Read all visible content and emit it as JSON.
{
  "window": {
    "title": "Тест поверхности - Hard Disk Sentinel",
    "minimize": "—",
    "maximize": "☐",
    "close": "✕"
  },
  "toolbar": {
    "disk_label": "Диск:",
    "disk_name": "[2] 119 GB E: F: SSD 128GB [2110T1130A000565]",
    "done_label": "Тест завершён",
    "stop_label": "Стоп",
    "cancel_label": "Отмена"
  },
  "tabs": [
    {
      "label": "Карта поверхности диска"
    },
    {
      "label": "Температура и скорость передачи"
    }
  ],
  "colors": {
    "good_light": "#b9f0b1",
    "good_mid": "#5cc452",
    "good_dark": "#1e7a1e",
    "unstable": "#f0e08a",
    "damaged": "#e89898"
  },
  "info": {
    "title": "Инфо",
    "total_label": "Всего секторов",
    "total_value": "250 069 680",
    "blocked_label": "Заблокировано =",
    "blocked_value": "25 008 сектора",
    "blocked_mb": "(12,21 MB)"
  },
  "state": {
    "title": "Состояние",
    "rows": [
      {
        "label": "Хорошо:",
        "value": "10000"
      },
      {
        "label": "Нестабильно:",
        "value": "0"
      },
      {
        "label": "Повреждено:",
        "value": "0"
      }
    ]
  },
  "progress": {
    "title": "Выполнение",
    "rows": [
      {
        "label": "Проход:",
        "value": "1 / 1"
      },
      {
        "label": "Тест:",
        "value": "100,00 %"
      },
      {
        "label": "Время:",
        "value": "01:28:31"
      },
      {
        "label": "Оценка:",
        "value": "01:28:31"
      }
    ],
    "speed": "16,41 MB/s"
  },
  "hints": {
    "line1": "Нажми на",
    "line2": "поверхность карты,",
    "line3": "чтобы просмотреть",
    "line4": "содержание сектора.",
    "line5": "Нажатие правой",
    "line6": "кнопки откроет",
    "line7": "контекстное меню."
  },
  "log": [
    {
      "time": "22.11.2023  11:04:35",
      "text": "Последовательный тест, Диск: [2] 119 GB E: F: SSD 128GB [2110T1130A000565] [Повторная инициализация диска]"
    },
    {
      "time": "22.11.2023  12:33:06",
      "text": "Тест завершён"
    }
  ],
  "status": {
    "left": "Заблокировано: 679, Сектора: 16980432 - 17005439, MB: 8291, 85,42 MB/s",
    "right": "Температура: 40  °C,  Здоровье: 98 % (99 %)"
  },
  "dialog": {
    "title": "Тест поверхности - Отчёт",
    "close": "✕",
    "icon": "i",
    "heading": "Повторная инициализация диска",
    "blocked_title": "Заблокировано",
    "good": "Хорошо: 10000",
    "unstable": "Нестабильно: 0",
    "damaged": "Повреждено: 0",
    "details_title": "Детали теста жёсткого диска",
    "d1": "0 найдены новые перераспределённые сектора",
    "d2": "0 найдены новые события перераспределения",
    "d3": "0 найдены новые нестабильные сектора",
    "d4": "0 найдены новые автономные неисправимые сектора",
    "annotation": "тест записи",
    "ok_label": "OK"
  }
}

- Your instructions: Retype all of the entries precisely as they are.

- The reply:
Read all visible content and emit it as JSON.
{
  "window": {
    "title": "Тест поверхности - Hard Disk Sentinel",
    "minimize": "—",
    "maximize": "☐",
    "close": "✕"
  },
  "toolbar": {
    "disk_label": "Диск:",
    "disk_name": "[2] 119 GB E: F: SSD 128GB [2110T1130A000565]",
    "done_label": "Тест завершён",
    "stop_label": "Стоп",
    "cancel_label": "Отмена"
  },
  "tabs": [
    {
      "label": "Карта поверхности диска"
    },
    {
      "label": "Температура и скорость передачи"
    }
  ],
  "colors": {
    "good_light": "#b9f0b1",
    "good_mid": "#5cc452",
    "good_dark": "#1e7a1e",
    "unstable": "#f0e08a",
    "damaged": "#e89898"
  },
  "info": {
    "title": "Инфо",
    "total_label": "Всего секторов",
    "total_value": "250 069 680",
    "blocked_label": "Заблокировано =",
    "blocked_value": "25 008 сектора",
    "blocked_mb": "(12,21 MB)"
  },
  "state": {
    "title": "Состояние",
    "rows": [
      {
        "label": "Хорошо:",
        "value": "10000"
      },
      {
        "label": "Нестабильно:",
        "value": "0"
      },
      {
        "label": "Повреждено:",
        "value": "0"
      }
    ]
  },
  "progress": {
    "title": "Выполнение",
    "rows": [
      {
        "label": "Проход:",
        "value": "1 / 1"
      },
      {
        "label": "Тест:",
        "value": "100,00 %"
      },
      {
        "label": "Время:",
        "value": "01:28:31"
      },
      {
        "label": "Оценка:",
        "value": "01:28:31"
      }
    ],
    "speed": "16,41 MB/s"
  },
  "hints": {
    "line1": "Нажми на",
    "line2": "поверхность карты,",
    "line3": "чтобы просмотреть",
    "line4": "содержание сектора.",
    "line5": "Нажатие правой",
    "line6": "кнопки откроет",
    "line7": "контекстное меню."
  },
  "log": [
    {
      "time": "22.11.2023  11:04:35",
      "text": "Последовательный тест, Диск: [2] 119 GB E: F: SSD 128GB [2110T1130A000565] [Повторная инициализация диска]"
    },
    {
      "time": "22.11.2023  12:33:06",
      "text": "Тест завершён"
    }
  ],
  "status": {
    "left": "Заблокировано: 679, Сектора: 16980432 - 17005439, MB: 8291, 85,42 MB/s",
    "right": "Температура: 40  °C,  Здоровье: 98 % (99 %)"
  },
  "dialog": {
    "title": "Тест поверхности - Отчёт",
    "close": "✕",
    "icon": "i",
    "heading": "Повторная инициализация диска",
    "blocked_title": "Заблокировано",
    "good": "Хорошо: 10000",
    "unstable": "Нестабильно: 0",
    "damaged": "Повреждено: 0",
    "details_title": "Детали теста жёсткого диска",
    "d1": "0 найдены новые перераспределённые сектора",
    "d2": "0 найдены новые события перераспределения",
    "d3": "0 найдены новые нестабильные сектора",
    "d4": "0 найдены новые автономные неисправимые сектора",
    "annotation": "тест записи",
    "ok_label": "OK"
  }
}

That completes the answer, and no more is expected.